begin RECORD EXTRACTS

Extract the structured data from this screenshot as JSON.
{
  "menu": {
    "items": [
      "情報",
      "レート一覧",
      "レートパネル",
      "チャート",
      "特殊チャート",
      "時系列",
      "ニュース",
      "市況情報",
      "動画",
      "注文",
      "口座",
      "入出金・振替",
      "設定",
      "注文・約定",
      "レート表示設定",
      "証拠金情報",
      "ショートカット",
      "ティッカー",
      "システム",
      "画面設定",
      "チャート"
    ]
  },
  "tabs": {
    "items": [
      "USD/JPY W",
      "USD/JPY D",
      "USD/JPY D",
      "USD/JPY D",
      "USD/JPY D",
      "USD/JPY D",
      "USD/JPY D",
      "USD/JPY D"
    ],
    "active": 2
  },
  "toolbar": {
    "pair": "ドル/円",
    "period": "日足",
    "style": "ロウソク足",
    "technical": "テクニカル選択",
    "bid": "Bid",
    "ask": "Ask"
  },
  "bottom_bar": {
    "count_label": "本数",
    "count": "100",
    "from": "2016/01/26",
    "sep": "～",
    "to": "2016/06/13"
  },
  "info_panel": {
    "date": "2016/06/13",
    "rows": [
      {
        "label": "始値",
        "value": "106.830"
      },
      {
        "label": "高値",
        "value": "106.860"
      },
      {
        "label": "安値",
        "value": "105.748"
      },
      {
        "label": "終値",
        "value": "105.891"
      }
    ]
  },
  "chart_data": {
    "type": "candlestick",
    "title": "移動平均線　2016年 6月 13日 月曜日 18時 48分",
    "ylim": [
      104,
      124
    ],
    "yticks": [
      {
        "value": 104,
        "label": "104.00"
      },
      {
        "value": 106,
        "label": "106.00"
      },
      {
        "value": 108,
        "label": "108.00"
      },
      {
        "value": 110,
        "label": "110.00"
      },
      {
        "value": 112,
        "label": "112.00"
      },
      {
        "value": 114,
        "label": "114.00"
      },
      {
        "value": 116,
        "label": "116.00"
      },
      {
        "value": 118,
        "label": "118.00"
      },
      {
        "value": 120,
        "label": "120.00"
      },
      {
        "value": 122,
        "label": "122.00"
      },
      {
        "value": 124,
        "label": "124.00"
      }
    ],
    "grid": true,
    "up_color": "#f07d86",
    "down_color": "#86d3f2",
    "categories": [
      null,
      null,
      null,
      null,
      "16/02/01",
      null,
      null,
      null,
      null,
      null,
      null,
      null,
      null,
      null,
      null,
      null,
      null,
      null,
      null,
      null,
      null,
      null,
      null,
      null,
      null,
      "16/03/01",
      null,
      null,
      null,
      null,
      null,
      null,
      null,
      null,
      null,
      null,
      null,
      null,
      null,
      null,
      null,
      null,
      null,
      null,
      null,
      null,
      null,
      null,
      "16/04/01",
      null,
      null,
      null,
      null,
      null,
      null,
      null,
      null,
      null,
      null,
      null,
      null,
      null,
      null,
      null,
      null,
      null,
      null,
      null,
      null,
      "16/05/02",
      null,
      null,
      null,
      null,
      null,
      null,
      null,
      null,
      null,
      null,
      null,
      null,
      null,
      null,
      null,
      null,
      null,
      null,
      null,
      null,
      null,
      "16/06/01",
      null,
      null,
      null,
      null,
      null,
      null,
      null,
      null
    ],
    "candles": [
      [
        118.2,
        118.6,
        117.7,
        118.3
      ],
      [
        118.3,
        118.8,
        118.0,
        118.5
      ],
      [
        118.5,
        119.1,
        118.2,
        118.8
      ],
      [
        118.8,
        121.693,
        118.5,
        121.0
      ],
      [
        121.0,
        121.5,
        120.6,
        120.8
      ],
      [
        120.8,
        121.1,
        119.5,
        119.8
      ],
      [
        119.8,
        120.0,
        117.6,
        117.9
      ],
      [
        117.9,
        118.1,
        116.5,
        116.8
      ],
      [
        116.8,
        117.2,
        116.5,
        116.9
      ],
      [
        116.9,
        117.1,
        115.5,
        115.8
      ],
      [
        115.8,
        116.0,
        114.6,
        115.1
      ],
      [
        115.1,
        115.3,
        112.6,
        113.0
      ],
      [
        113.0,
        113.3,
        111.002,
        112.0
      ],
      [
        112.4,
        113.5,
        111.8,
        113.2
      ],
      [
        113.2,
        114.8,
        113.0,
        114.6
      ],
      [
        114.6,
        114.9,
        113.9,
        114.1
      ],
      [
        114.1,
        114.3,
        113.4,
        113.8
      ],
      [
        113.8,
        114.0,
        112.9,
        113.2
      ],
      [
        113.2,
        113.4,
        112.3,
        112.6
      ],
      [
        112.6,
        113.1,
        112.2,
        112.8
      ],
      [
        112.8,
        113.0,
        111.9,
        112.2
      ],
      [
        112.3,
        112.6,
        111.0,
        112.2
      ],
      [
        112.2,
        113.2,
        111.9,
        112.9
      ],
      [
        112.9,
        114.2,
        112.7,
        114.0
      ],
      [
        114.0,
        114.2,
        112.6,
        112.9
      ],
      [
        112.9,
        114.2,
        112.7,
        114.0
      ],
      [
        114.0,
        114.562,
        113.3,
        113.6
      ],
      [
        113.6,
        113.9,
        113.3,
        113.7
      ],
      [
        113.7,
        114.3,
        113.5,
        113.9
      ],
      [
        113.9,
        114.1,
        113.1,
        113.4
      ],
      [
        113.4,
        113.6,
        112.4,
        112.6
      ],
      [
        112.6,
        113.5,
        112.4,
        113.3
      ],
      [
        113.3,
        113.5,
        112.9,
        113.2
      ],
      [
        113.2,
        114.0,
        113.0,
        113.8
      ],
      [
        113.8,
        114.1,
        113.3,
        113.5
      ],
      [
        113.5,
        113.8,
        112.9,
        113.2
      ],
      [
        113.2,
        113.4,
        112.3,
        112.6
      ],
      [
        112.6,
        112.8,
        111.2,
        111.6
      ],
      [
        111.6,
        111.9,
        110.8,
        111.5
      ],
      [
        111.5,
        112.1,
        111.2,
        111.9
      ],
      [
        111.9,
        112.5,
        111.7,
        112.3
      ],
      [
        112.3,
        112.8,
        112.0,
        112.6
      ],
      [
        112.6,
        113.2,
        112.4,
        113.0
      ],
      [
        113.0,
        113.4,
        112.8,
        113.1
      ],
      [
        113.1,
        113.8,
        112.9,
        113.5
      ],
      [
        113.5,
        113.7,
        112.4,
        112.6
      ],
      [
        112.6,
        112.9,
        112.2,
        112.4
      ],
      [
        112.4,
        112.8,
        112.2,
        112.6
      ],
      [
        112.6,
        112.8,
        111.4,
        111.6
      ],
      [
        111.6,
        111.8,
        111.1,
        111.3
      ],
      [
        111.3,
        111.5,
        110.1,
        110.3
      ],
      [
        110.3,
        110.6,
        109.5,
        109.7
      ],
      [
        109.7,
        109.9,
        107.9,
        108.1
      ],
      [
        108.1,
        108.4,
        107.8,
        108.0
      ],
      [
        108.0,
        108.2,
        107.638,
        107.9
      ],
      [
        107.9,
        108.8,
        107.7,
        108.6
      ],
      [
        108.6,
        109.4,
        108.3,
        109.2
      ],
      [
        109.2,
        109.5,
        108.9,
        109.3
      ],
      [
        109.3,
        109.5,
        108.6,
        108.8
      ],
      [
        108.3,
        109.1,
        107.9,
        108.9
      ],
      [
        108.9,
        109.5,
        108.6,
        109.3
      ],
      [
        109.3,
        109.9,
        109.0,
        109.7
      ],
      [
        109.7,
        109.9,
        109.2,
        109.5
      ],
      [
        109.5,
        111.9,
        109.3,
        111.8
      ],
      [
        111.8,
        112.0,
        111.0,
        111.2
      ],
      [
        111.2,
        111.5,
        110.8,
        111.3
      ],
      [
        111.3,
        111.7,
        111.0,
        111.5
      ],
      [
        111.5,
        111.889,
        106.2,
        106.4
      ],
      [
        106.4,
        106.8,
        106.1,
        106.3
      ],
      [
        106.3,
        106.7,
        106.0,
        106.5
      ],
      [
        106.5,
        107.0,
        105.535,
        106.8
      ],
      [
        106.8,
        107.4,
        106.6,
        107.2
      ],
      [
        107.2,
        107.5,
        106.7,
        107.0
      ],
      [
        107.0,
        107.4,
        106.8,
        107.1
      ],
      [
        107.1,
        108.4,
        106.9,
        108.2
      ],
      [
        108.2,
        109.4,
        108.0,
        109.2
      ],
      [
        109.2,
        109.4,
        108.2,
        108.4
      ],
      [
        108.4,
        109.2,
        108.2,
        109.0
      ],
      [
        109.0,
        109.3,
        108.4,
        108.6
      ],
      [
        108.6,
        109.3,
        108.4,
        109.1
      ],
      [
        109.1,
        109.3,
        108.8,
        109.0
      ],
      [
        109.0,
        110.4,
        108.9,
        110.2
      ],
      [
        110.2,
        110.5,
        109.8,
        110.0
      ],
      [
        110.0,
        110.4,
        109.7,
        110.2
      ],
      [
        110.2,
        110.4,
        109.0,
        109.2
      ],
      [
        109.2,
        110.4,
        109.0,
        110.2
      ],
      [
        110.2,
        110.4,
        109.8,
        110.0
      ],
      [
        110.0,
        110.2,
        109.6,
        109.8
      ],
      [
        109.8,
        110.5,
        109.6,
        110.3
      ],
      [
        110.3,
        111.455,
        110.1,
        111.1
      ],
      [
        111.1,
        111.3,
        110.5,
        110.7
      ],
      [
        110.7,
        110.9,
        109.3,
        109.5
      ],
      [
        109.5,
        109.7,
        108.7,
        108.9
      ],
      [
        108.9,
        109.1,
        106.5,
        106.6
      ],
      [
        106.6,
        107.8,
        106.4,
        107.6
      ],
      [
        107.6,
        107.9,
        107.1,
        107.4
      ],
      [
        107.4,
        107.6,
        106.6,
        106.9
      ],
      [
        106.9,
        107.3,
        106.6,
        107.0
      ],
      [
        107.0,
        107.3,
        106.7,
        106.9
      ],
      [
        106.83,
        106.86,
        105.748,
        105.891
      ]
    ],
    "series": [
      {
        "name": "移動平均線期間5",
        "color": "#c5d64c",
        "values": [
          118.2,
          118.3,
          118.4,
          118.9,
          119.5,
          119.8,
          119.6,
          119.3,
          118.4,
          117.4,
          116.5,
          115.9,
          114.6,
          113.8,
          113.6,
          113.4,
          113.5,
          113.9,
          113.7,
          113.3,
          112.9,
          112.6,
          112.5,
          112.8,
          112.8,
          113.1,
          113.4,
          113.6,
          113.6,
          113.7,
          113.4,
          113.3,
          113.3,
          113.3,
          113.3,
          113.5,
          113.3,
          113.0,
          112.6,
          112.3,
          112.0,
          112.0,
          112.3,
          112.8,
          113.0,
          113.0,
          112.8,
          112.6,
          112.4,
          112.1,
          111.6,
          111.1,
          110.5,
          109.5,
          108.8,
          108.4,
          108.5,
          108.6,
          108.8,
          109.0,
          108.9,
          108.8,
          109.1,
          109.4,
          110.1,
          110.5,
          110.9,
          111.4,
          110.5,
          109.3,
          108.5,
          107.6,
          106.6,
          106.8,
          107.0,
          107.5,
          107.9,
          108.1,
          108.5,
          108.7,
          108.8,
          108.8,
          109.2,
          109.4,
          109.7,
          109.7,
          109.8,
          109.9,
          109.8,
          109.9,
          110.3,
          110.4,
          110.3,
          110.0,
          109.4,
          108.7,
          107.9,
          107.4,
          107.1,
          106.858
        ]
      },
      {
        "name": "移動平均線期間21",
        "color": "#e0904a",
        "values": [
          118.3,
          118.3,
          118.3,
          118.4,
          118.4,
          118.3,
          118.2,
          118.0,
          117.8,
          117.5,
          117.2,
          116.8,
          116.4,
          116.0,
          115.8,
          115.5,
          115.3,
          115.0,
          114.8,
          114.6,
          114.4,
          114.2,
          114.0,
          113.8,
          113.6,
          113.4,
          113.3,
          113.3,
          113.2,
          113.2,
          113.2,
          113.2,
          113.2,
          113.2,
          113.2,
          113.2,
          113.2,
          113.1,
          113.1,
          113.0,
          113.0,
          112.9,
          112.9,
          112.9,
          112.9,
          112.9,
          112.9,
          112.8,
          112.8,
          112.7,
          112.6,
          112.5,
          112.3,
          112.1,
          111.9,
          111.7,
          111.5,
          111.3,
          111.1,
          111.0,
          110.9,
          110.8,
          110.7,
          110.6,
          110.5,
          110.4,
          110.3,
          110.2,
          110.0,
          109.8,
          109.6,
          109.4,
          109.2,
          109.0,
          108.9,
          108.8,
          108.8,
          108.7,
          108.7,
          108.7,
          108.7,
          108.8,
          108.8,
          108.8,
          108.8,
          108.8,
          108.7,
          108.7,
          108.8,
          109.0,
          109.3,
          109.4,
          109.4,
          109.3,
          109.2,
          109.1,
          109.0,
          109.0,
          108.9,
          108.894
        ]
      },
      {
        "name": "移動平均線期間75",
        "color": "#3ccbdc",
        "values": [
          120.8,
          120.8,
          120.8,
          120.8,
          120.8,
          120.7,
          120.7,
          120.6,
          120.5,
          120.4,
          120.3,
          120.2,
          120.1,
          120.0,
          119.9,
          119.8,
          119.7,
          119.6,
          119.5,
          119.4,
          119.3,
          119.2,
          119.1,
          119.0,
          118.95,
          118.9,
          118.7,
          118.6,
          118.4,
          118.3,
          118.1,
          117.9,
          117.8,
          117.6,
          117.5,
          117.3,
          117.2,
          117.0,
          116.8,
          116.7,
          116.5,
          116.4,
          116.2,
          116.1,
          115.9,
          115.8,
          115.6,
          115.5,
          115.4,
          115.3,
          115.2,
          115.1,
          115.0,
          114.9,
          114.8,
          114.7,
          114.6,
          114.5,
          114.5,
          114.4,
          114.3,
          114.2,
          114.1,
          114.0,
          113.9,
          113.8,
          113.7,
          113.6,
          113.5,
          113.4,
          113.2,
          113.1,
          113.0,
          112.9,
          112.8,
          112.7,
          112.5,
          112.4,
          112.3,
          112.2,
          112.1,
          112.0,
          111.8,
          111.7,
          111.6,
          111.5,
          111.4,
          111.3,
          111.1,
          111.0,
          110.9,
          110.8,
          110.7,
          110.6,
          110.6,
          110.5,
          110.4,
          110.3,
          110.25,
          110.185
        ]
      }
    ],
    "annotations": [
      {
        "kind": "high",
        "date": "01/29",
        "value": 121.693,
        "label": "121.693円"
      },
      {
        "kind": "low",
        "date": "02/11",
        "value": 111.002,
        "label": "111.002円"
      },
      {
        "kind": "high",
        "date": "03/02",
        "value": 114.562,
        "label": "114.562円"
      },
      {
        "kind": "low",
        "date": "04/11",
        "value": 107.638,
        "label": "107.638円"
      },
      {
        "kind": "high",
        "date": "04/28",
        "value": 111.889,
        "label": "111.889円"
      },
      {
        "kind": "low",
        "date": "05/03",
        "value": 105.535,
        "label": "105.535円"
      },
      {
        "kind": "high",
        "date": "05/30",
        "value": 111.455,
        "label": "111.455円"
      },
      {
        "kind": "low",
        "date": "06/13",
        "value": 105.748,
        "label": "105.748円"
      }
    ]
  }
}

end RECORD EXTRACTS

REQUIRED TASK:
Tally the lines of the listing that include "from". Reply with nothing but the count.

THE COMPLETED TASK:
2